### WHAT TO DO:
Leave the pictures out and transcribe every record exactly.

### SUPPLIED MATERIAL:
● ● ● ● ●

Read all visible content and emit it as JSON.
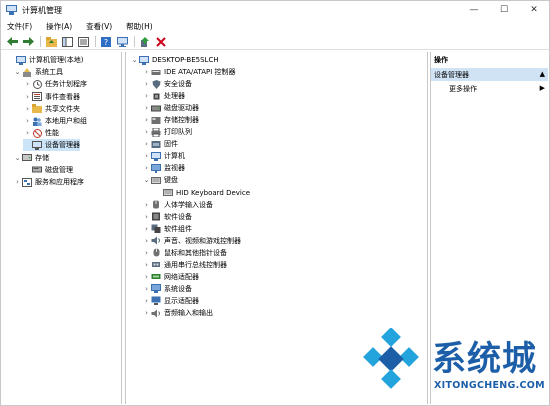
{
  "window": {
    "title": "计算机管理",
    "minimize": "—",
    "maximize": "☐",
    "close": "✕"
  },
  "menu": [
    "文件(F)",
    "操作(A)",
    "查看(V)",
    "帮助(H)"
  ],
  "toolbar": [
    "back-icon",
    "forward-icon",
    "up-folder-icon",
    "console-tree-icon",
    "properties-icon",
    "help-icon",
    "monitor-icon",
    "update-driver-icon",
    "uninstall-icon"
  ],
  "left_tree": [
    {
      "label": "计算机管理(本地)",
      "level": 0,
      "toggle": "",
      "icon": "computer-mgmt-icon"
    },
    {
      "label": "系统工具",
      "level": 1,
      "toggle": "v",
      "icon": "tools-icon"
    },
    {
      "label": "任务计划程序",
      "level": 2,
      "toggle": ">",
      "icon": "clock-icon"
    },
    {
      "label": "事件查看器",
      "level": 2,
      "toggle": ">",
      "icon": "event-icon"
    },
    {
      "label": "共享文件夹",
      "level": 2,
      "toggle": ">",
      "icon": "folder-icon"
    },
    {
      "label": "本地用户和组",
      "level": 2,
      "toggle": ">",
      "icon": "users-icon"
    },
    {
      "label": "性能",
      "level": 2,
      "toggle": ">",
      "icon": "perf-icon"
    },
    {
      "label": "设备管理器",
      "level": 2,
      "toggle": "",
      "icon": "devmgr-icon",
      "selected": true
    },
    {
      "label": "存储",
      "level": 1,
      "toggle": "v",
      "icon": "storage-icon"
    },
    {
      "label": "磁盘管理",
      "level": 2,
      "toggle": "",
      "icon": "disk-icon"
    },
    {
      "label": "服务和应用程序",
      "level": 1,
      "toggle": ">",
      "icon": "services-icon"
    }
  ],
  "device_tree": {
    "root": "DESKTOP-BE5SLCH",
    "items": [
      {
        "label": "IDE ATA/ATAPI 控制器",
        "toggle": ">",
        "icon": "ide-icon"
      },
      {
        "label": "安全设备",
        "toggle": ">",
        "icon": "security-icon"
      },
      {
        "label": "处理器",
        "toggle": ">",
        "icon": "cpu-icon"
      },
      {
        "label": "磁盘驱动器",
        "toggle": ">",
        "icon": "drive-icon"
      },
      {
        "label": "存储控制器",
        "toggle": ">",
        "icon": "storage-ctrl-icon"
      },
      {
        "label": "打印队列",
        "toggle": ">",
        "icon": "printer-icon"
      },
      {
        "label": "固件",
        "toggle": ">",
        "icon": "firmware-icon"
      },
      {
        "label": "计算机",
        "toggle": ">",
        "icon": "computer-icon"
      },
      {
        "label": "监视器",
        "toggle": ">",
        "icon": "monitor-icon"
      },
      {
        "label": "键盘",
        "toggle": "v",
        "icon": "keyboard-icon"
      },
      {
        "label": "HID Keyboard Device",
        "toggle": "",
        "icon": "keyboard-icon",
        "child": true
      },
      {
        "label": "人体学输入设备",
        "toggle": ">",
        "icon": "hid-icon"
      },
      {
        "label": "软件设备",
        "toggle": ">",
        "icon": "software-device-icon"
      },
      {
        "label": "软件组件",
        "toggle": ">",
        "icon": "software-component-icon"
      },
      {
        "label": "声音、视频和游戏控制器",
        "toggle": ">",
        "icon": "sound-icon"
      },
      {
        "label": "鼠标和其他指针设备",
        "toggle": ">",
        "icon": "mouse-icon"
      },
      {
        "label": "通用串行总线控制器",
        "toggle": ">",
        "icon": "usb-icon"
      },
      {
        "label": "网络适配器",
        "toggle": ">",
        "icon": "network-icon"
      },
      {
        "label": "系统设备",
        "toggle": ">",
        "icon": "system-device-icon"
      },
      {
        "label": "显示适配器",
        "toggle": ">",
        "icon": "display-icon"
      },
      {
        "label": "音频输入和输出",
        "toggle": ">",
        "icon": "audio-icon"
      }
    ]
  },
  "actions": {
    "header": "操作",
    "section": "设备管理器",
    "more": "更多操作"
  },
  "watermark": {
    "text": "系统城",
    "sub": "XITONGCHENG.COM"
  },
  "colors": {
    "selection": "#cce4f7",
    "action_section": "#cfe3f5",
    "watermark_blue": "#1c5fa8",
    "close_red": "#d0021b"
  }
}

● ● ● ● ●

### ANSWER TO THIS EXERCISE:
Read all visible content and emit it as JSON.
{
  "window": {
    "title": "计算机管理",
    "minimize": "—",
    "maximize": "☐",
    "close": "✕"
  },
  "menu": [
    "文件(F)",
    "操作(A)",
    "查看(V)",
    "帮助(H)"
  ],
  "toolbar": [
    "back-icon",
    "forward-icon",
    "up-folder-icon",
    "console-tree-icon",
    "properties-icon",
    "help-icon",
    "monitor-icon",
    "update-driver-icon",
    "uninstall-icon"
  ],
  "left_tree": [
    {
      "label": "计算机管理(本地)",
      "level": 0,
      "toggle": "",
      "icon": "computer-mgmt-icon"
    },
    {
      "label": "系统工具",
      "level": 1,
      "toggle": "v",
      "icon": "tools-icon"
    },
    {
      "label": "任务计划程序",
      "level": 2,
      "toggle": ">",
      "icon": "clock-icon"
    },
    {
      "label": "事件查看器",
      "level": 2,
      "toggle": ">",
      "icon": "event-icon"
    },
    {
      "label": "共享文件夹",
      "level": 2,
      "toggle": ">",
      "icon": "folder-icon"
    },
    {
      "label": "本地用户和组",
      "level": 2,
      "toggle": ">",
      "icon": "users-icon"
    },
    {
      "label": "性能",
      "level": 2,
      "toggle": ">",
      "icon": "perf-icon"
    },
    {
      "label": "设备管理器",
      "level": 2,
      "toggle": "",
      "icon": "devmgr-icon",
      "selected": true
    },
    {
      "label": "存储",
      "level": 1,
      "toggle": "v",
      "icon": "storage-icon"
    },
    {
      "label": "磁盘管理",
      "level": 2,
      "toggle": "",
      "icon": "disk-icon"
    },
    {
      "label": "服务和应用程序",
      "level": 1,
      "toggle": ">",
      "icon": "services-icon"
    }
  ],
  "device_tree": {
    "root": "DESKTOP-BE5SLCH",
    "items": [
      {
        "label": "IDE ATA/ATAPI 控制器",
        "toggle": ">",
        "icon": "ide-icon"
      },
      {
        "label": "安全设备",
        "toggle": ">",
        "icon": "security-icon"
      },
      {
        "label": "处理器",
        "toggle": ">",
        "icon": "cpu-icon"
      },
      {
        "label": "磁盘驱动器",
        "toggle": ">",
        "icon": "drive-icon"
      },
      {
        "label": "存储控制器",
        "toggle": ">",
        "icon": "storage-ctrl-icon"
      },
      {
        "label": "打印队列",
        "toggle": ">",
        "icon": "printer-icon"
      },
      {
        "label": "固件",
        "toggle": ">",
        "icon": "firmware-icon"
      },
      {
        "label": "计算机",
        "toggle": ">",
        "icon": "computer-icon"
      },
      {
        "label": "监视器",
        "toggle": ">",
        "icon": "monitor-icon"
      },
      {
        "label": "键盘",
        "toggle": "v",
        "icon": "keyboard-icon"
      },
      {
        "label": "HID Keyboard Device",
        "toggle": "",
        "icon": "keyboard-icon",
        "child": true
      },
      {
        "label": "人体学输入设备",
        "toggle": ">",
        "icon": "hid-icon"
      },
      {
        "label": "软件设备",
        "toggle": ">",
        "icon": "software-device-icon"
      },
      {
        "label": "软件组件",
        "toggle": ">",
        "icon": "software-component-icon"
      },
      {
        "label": "声音、视频和游戏控制器",
        "toggle": ">",
        "icon": "sound-icon"
      },
      {
        "label": "鼠标和其他指针设备",
        "toggle": ">",
        "icon": "mouse-icon"
      },
      {
        "label": "通用串行总线控制器",
        "toggle": ">",
        "icon": "usb-icon"
      },
      {
        "label": "网络适配器",
        "toggle": ">",
        "icon": "network-icon"
      },
      {
        "label": "系统设备",
        "toggle": ">",
        "icon": "system-device-icon"
      },
      {
        "label": "显示适配器",
        "toggle": ">",
        "icon": "display-icon"
      },
      {
        "label": "音频输入和输出",
        "toggle": ">",
        "icon": "audio-icon"
      }
    ]
  },
  "actions": {
    "header": "操作",
    "section": "设备管理器",
    "more": "更多操作"
  },
  "watermark": {
    "text": "系统城",
    "sub": "XITONGCHENG.COM"
  },
  "colors": {
    "selection": "#cce4f7",
    "action_section": "#cfe3f5",
    "watermark_blue": "#1c5fa8",
    "close_red": "#d0021b"
  }
}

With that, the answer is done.